*Arbeitsanweisungen:*
[1] An welchem Datum ist das Album laut der Rezension zu „Jagmoor Cynewulf“ erschienen?
[2] Fahren Sie bitte mit der Rezension zu „Jagmoor Cynewulf“ nach ihrem letzten Satz fort.

*Seite:*
====
Musikreviews.de bei Facebook Musikreviews.de bei Twitter

Partner

Statistiken

Leonard Las Vegas: Jagmoor Cynewulf (Review)

Artist:

Leonard Las Vegas

Leonard Las Vegas: Jagmoor Cynewulf
Album:

Jagmoor Cynewulf

Medium: CD/Buch/LP+CD/Download
Stil:

Dream Pop + Wave + Indie und etwas Punk nach literarischer Vorlage

Label: Blackjack Illuminist Records / Radar
Spieldauer: 48:00
Erschienen: 04.09.2015
Website: [Link]

Jagmoor Cynewulf“ ist ein Album, das es dem Kritiker schwer macht, den wirklich passenden Einstieg zu finden.
Soll er zuerst darüber berichten, dass der Musik ein Buch zugrunde liegt, welches vom Gitarre und Keyboard spielenden Sänger des Duos geschrieben wurde?
Oder soll er das Buch erst einmal außen vor lassen und sich auf die Musik konzentrieren?
Vielleicht sollte er sogar damit anfangen, dass überambitionierte Werke manchmal den guten Willen spüren, aber das wirklich musikalische Können vermissen lassen?
====
*Gespeicherte Datensätze:*
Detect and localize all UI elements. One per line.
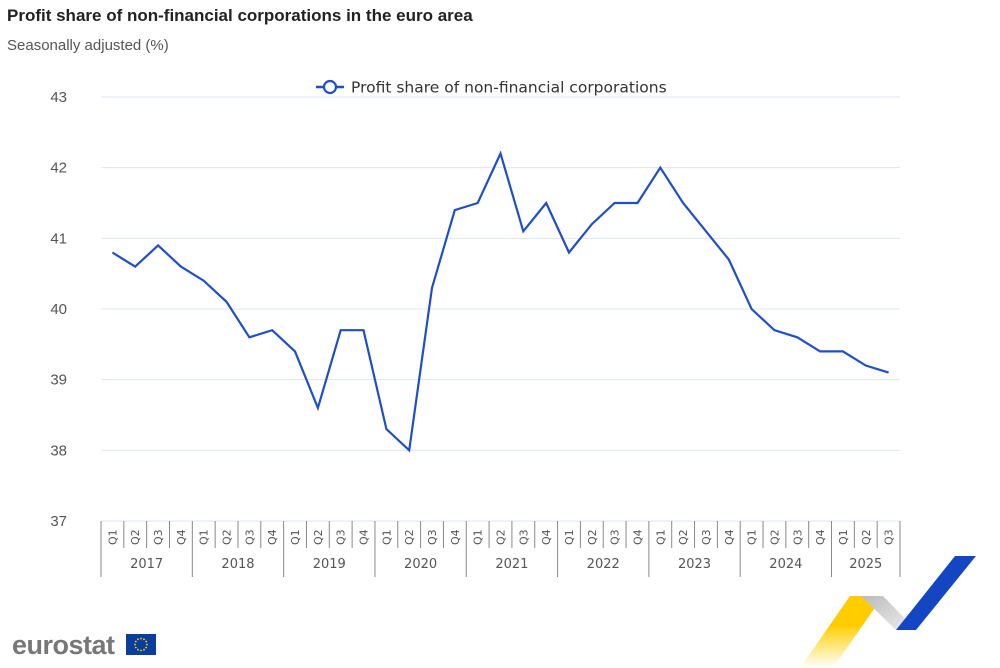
year-label: 2025 <box>849 557 882 572</box>
year-label: 2024 <box>769 557 802 572</box>
quarter-label: Q2 <box>221 529 234 545</box>
legend-marker-icon <box>322 79 338 95</box>
quarter-label: Q4 <box>723 529 736 545</box>
quarter-label: Q2 <box>495 529 508 545</box>
quarter-label: Q4 <box>631 529 644 545</box>
quarter-label: Q3 <box>335 529 348 545</box>
y-tick-label: 42 <box>50 160 67 177</box>
quarter-label: Q1 <box>198 529 211 545</box>
quarter-label: Q3 <box>791 529 804 545</box>
quarter-label: Q4 <box>814 529 827 545</box>
quarter-label: Q3 <box>152 529 165 545</box>
quarter-label: Q2 <box>129 529 142 545</box>
year-label: 2020 <box>404 557 437 572</box>
quarter-label: Q1 <box>654 529 667 545</box>
quarter-label: Q4 <box>358 529 371 545</box>
quarter-label: Q1 <box>837 529 850 545</box>
year-label: 2017 <box>130 557 163 572</box>
year-label: 2018 <box>221 557 254 572</box>
quarter-label: Q1 <box>106 529 119 545</box>
quarter-label: Q3 <box>700 529 713 545</box>
year-label: 2022 <box>587 557 620 572</box>
quarter-label: Q2 <box>860 529 873 545</box>
eu-flag-icon <box>126 634 156 655</box>
y-tick-label: 38 <box>50 442 67 459</box>
quarter-label: Q4 <box>175 529 188 545</box>
eurostat-logo: eurostat <box>12 630 115 660</box>
quarter-label: Q2 <box>312 529 325 545</box>
quarter-label: Q2 <box>403 529 416 545</box>
quarter-label: Q3 <box>243 529 256 545</box>
quarter-label: Q1 <box>746 529 759 545</box>
quarter-label: Q1 <box>563 529 576 545</box>
year-label: 2021 <box>495 557 528 572</box>
quarter-label: Q1 <box>380 529 393 545</box>
quarter-label: Q3 <box>609 529 622 545</box>
chart-subtitle: Seasonally adjusted (%) <box>7 37 169 54</box>
quarter-label: Q2 <box>677 529 690 545</box>
quarter-label: Q3 <box>426 529 439 545</box>
year-label: 2023 <box>678 557 711 572</box>
quarter-label: Q3 <box>883 529 896 545</box>
legend-label[interactable]: Profit share of non-financial corporatio… <box>351 79 667 97</box>
y-tick-label: 41 <box>50 230 67 247</box>
y-tick-label: 37 <box>50 513 67 530</box>
y-tick-label: 39 <box>50 372 67 389</box>
quarter-label: Q1 <box>289 529 302 545</box>
quarter-label: Q4 <box>449 529 462 545</box>
y-tick-label: 43 <box>50 89 67 106</box>
quarter-label: Q3 <box>517 529 530 545</box>
quarter-label: Q4 <box>266 529 279 545</box>
quarter-label: Q2 <box>768 529 781 545</box>
year-label: 2019 <box>313 557 346 572</box>
y-tick-label: 40 <box>50 301 67 318</box>
quarter-label: Q2 <box>586 529 599 545</box>
quarter-label: Q1 <box>472 529 485 545</box>
data-series-line[interactable] <box>111 150 889 453</box>
chart-title: Profit share of non-financial corporatio… <box>7 6 473 25</box>
quarter-label: Q4 <box>540 529 553 545</box>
====
*Lösungsliste:*
[1] Am 04.09.2015.

[2]
Damit wären wir also bei LEONARD LAS VEGAS, dem Berlin-Würzburger Duo, die mit „Jagmoor Cynewulf“, der Hauptperson im Buch von ALEXANDER LEONARD DONAT, musikalisches Leben einhauchen und dabei den Versuch unternehmen, sich irgendwo in den Fußstapfen von THE CURE und PLACEBO, aber auch BOWIE und OCEANSIZE oder THE SMITHS und AND YOU WILL KNOW US BY THE TRAIL OF DEAD zu bewegen. Ein Versuch, der nicht nur am mittelmäßigen Gesang scheitert, sondern auch daran, dass die Schuhgrößen der gewählten Inspirationsquellen deutlich zu groß sind. Allerdings ist das nicht unbedingt schlecht, denn in Verbindung mit dem Buch, welches eine „existenzialistische Erzählung in 18 Kapiteln“ ist, in der es um einen sich von jeglichen Äußerlichkeiten befreiten, „gehäuteten“ Typen geht, der sich in tiefer Verzweiflung der Hässlichkeit der menschlichen Existenz hingibt, macht auch die Musik samt all ihrer Unzulänglichkeiten Sinn.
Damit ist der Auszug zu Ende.